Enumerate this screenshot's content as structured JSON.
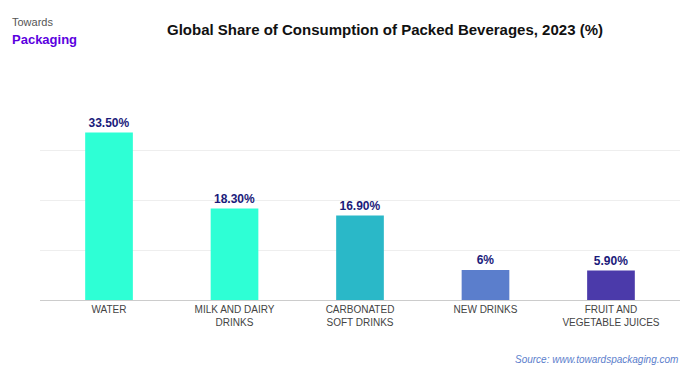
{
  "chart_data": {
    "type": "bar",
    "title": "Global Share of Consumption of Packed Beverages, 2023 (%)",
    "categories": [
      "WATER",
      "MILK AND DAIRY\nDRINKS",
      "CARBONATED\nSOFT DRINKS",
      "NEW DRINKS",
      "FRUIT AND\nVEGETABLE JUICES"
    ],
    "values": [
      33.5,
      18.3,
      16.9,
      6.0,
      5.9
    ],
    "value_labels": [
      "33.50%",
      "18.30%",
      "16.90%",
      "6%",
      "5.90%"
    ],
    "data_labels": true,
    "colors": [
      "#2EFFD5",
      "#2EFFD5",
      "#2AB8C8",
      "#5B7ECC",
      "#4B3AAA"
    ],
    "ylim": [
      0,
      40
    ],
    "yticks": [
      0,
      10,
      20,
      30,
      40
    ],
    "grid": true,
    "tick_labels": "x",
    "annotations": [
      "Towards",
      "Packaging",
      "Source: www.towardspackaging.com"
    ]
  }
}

★ ★ ★

The task:
Give the data above again in full and unchanged, skipping the pictures.

Written solution:
Enumerate this screenshot's content as structured JSON.
{
  "chart_data": {
    "type": "bar",
    "title": "Global Share of Consumption of Packed Beverages, 2023 (%)",
    "categories": [
      "WATER",
      "MILK AND DAIRY\nDRINKS",
      "CARBONATED\nSOFT DRINKS",
      "NEW DRINKS",
      "FRUIT AND\nVEGETABLE JUICES"
    ],
    "values": [
      33.5,
      18.3,
      16.9,
      6.0,
      5.9
    ],
    "value_labels": [
      "33.50%",
      "18.30%",
      "16.90%",
      "6%",
      "5.90%"
    ],
    "data_labels": true,
    "colors": [
      "#2EFFD5",
      "#2EFFD5",
      "#2AB8C8",
      "#5B7ECC",
      "#4B3AAA"
    ],
    "ylim": [
      0,
      40
    ],
    "yticks": [
      0,
      10,
      20,
      30,
      40
    ],
    "grid": true,
    "tick_labels": "x",
    "annotations": [
      "Towards",
      "Packaging",
      "Source: www.towardspackaging.com"
    ]
  }
}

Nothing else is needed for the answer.